WORKING DATA »

>> Begin

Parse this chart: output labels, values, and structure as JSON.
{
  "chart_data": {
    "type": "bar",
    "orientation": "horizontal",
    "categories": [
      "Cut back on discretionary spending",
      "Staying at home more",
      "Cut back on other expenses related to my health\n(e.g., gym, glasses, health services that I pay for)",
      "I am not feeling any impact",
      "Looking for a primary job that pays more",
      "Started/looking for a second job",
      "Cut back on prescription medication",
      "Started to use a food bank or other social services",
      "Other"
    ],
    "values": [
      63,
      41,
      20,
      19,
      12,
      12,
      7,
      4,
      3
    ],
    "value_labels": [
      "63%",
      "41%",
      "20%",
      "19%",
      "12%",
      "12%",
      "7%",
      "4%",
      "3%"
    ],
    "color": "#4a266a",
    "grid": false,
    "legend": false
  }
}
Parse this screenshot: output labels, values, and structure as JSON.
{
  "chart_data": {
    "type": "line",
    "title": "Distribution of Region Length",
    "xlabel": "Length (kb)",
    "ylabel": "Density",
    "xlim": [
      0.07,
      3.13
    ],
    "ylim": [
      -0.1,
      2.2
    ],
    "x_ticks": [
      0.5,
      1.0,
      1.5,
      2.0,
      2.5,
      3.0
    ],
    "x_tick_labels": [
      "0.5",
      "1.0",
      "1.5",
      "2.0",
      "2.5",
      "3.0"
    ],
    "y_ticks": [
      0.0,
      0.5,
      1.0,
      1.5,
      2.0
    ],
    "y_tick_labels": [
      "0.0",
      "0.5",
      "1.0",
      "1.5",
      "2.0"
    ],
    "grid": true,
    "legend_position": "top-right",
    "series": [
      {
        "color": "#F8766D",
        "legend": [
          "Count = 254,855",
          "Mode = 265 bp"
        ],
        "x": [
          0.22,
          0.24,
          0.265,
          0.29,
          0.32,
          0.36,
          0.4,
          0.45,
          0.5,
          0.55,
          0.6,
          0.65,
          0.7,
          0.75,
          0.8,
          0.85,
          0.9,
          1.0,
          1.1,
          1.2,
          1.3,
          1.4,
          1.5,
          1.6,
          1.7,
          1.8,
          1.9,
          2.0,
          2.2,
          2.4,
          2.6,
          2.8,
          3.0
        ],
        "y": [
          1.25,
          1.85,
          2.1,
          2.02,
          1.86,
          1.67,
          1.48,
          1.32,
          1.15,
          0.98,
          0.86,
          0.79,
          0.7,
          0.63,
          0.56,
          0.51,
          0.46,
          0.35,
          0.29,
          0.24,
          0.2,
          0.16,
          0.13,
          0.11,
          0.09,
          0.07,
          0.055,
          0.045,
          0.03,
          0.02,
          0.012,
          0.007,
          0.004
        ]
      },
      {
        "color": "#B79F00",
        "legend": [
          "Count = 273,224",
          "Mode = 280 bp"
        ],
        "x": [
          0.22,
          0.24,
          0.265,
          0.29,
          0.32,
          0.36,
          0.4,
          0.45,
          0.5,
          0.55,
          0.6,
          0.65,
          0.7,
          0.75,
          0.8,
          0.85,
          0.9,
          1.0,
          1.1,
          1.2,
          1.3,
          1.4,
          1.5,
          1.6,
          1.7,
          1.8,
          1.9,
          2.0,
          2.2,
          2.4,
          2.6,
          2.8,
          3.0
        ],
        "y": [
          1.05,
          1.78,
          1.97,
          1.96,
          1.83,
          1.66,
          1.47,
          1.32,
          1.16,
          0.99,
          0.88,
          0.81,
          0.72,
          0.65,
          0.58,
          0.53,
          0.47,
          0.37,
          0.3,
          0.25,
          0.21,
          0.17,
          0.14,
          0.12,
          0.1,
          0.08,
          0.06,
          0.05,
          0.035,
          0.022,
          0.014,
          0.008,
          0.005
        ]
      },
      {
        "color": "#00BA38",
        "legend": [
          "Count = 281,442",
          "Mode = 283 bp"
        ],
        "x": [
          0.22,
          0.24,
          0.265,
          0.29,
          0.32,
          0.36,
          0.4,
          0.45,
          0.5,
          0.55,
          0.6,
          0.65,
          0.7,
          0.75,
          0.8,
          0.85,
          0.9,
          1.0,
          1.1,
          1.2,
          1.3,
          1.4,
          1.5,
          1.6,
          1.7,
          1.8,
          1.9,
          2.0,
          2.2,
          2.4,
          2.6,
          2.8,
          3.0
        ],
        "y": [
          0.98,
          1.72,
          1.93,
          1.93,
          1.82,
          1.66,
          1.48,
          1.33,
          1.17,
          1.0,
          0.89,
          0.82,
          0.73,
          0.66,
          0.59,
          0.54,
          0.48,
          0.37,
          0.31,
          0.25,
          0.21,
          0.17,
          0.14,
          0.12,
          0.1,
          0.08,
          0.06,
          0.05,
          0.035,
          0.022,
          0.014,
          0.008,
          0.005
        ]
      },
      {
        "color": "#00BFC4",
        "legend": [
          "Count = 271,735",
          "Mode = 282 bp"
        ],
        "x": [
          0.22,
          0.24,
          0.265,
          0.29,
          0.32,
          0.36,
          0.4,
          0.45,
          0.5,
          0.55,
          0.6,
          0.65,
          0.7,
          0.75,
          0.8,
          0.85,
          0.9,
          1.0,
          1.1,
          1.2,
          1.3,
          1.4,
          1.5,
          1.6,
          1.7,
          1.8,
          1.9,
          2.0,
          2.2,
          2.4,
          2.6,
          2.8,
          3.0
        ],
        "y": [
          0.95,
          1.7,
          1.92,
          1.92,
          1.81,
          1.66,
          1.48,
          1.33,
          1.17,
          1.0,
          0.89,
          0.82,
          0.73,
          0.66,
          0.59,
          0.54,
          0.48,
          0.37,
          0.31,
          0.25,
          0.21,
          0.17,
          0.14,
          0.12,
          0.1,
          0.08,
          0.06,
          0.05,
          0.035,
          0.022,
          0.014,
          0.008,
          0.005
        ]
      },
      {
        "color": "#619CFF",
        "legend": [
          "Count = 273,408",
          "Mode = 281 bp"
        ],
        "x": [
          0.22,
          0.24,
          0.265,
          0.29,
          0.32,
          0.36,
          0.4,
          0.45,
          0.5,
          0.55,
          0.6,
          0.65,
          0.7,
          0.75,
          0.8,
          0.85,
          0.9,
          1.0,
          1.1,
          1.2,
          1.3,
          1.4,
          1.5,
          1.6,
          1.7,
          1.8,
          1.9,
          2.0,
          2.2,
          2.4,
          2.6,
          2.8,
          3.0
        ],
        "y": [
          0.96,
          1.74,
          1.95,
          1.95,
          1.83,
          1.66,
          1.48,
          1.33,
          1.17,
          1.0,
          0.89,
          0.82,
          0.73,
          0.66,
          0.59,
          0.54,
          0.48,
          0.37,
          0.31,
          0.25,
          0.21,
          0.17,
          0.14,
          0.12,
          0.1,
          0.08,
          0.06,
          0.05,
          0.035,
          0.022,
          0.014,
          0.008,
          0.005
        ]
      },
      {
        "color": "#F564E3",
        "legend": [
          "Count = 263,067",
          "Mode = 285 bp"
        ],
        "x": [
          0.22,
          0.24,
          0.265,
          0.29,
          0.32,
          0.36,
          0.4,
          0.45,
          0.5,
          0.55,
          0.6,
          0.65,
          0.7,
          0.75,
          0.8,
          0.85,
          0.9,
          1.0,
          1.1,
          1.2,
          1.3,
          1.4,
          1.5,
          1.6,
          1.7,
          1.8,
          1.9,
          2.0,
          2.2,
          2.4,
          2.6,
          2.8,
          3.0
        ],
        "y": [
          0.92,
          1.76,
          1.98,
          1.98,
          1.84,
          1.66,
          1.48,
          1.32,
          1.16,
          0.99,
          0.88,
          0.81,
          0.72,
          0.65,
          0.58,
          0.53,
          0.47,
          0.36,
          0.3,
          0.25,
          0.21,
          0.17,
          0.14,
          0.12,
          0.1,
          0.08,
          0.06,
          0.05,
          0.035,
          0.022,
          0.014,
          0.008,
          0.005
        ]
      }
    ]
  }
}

>> End

THE PROBLEM » Which lines contain the word "services"? Copy each one.

RIGHT ANSWER »
      "Cut back on other expenses related to my health\n(e.g., gym, glasses, health services that I pay for)",
      "Started to use a food bank or other social services",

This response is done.